Extracted records:

========================================

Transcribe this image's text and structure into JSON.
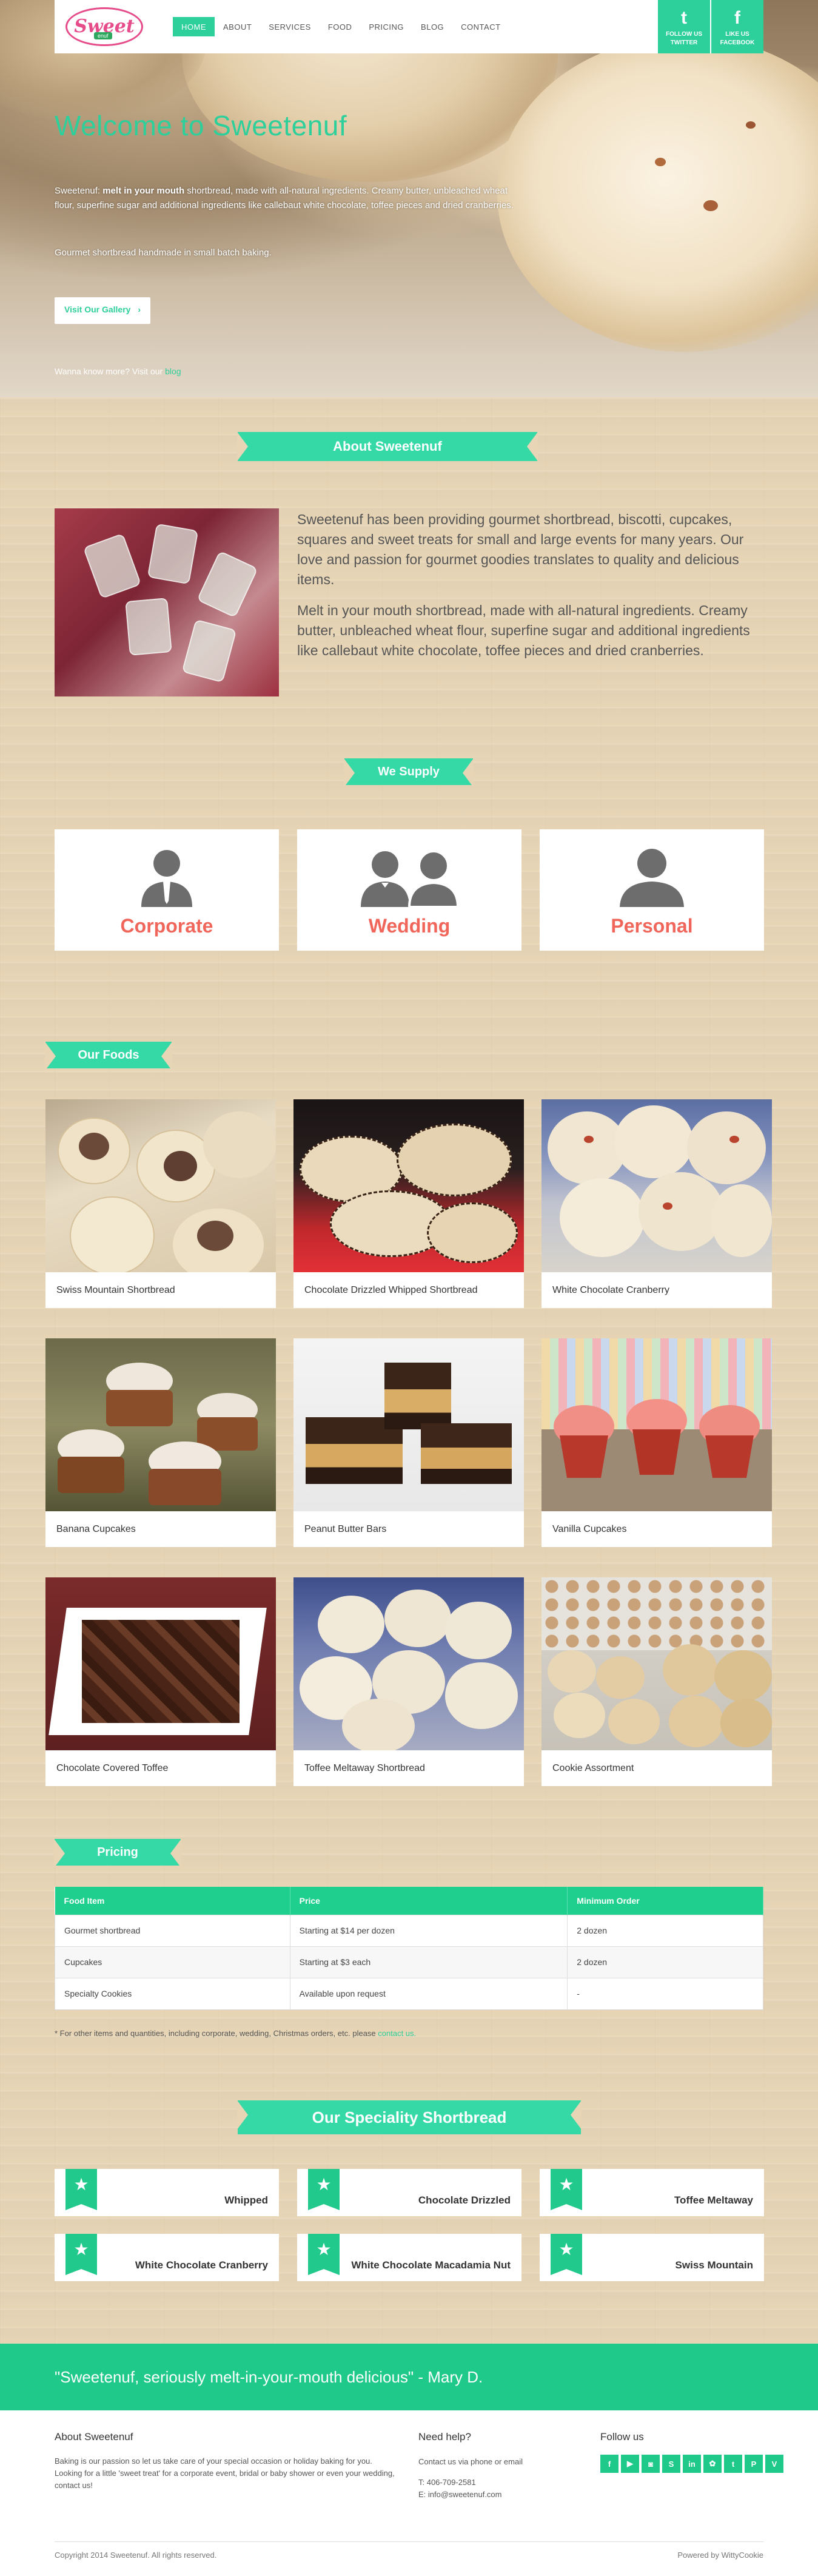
{
  "header": {
    "logo_text": "Sweet",
    "logo_sub": "enuf",
    "nav": [
      "HOME",
      "ABOUT",
      "SERVICES",
      "FOOD",
      "PRICING",
      "BLOG",
      "CONTACT"
    ],
    "twitter_label": "FOLLOW US TWITTER",
    "facebook_label": "LIKE US FACEBOOK",
    "twitter_icon": "t",
    "facebook_icon": "f"
  },
  "hero": {
    "title": "Welcome to Sweetenuf",
    "intro_bold": "melt in your mouth",
    "intro_pre": "Sweetenuf: ",
    "intro_post": " shortbread, made with all-natural ingredients. Creamy butter, unbleached wheat flour, superfine sugar and additional ingredients like callebaut white chocolate, toffee pieces and dried cranberries.",
    "tagline": "Gourmet shortbread handmade in small batch baking.",
    "gallery_button": "Visit Our Gallery",
    "more_prefix": "Wanna know more? Visit our ",
    "more_link": "blog"
  },
  "about": {
    "heading": "About Sweetenuf",
    "p1": "Sweetenuf has been providing gourmet shortbread, biscotti, cupcakes, squares and sweet treats for small and large events for many years. Our love and passion for gourmet goodies translates to quality and delicious items.",
    "p2": "Melt in your mouth shortbread, made with all-natural ingredients. Creamy butter, unbleached wheat flour, superfine sugar and additional ingredients like callebaut white chocolate, toffee pieces and dried cranberries."
  },
  "supply": {
    "heading": "We Supply",
    "items": [
      "Corporate",
      "Wedding",
      "Personal"
    ]
  },
  "foods": {
    "heading": "Our Foods",
    "items": [
      "Swiss Mountain Shortbread",
      "Chocolate Drizzled Whipped Shortbread",
      "White Chocolate Cranberry",
      "Banana Cupcakes",
      "Peanut Butter Bars",
      "Vanilla Cupcakes",
      "Chocolate Covered Toffee",
      "Toffee Meltaway Shortbread",
      "Cookie Assortment"
    ]
  },
  "pricing": {
    "heading": "Pricing",
    "columns": [
      "Food Item",
      "Price",
      "Minimum Order"
    ],
    "rows": [
      [
        "Gourmet shortbread",
        "Starting at $14 per dozen",
        "2 dozen"
      ],
      [
        "Cupcakes",
        "Starting at $3 each",
        "2 dozen"
      ],
      [
        "Specialty Cookies",
        "Available upon request",
        "-"
      ]
    ],
    "note_prefix": "* For other items and quantities, including corporate, wedding, Christmas orders, etc. please ",
    "note_link": "contact us."
  },
  "speciality": {
    "heading": "Our Speciality Shortbread",
    "items": [
      "Whipped",
      "Chocolate Drizzled",
      "Toffee Meltaway",
      "White Chocolate Cranberry",
      "White Chocolate Macadamia Nut",
      "Swiss Mountain"
    ]
  },
  "testimonial": "\"Sweetenuf, seriously melt-in-your-mouth delicious\" - Mary D.",
  "footer": {
    "about_heading": "About Sweetenuf",
    "about_text": "Baking is our passion so let us take care of your special occasion or holiday baking for you. Looking for a little 'sweet treat' for a corporate event, bridal or baby shower or even your wedding, contact us!",
    "help_heading": "Need help?",
    "help_text": "Contact us via phone or email",
    "phone": "T: 406-709-2581",
    "email": "E: info@sweetenuf.com",
    "follow_heading": "Follow us",
    "social_icons": [
      "f",
      "▶",
      "◙",
      "S",
      "in",
      "✿",
      "t",
      "P",
      "V"
    ],
    "copyright": "Copyright 2014 Sweetenuf. All rights reserved.",
    "powered": "Powered by WittyCookie"
  },
  "colors": {
    "accent": "#2dcf9a",
    "coral": "#f1665b",
    "pink": "#e64b8a"
  }
}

========================================

> **EXERCISE**: Provide the number of lines in these entries that hold the word "small", without any accompanying text.

> **TASK RESPONSE**: 2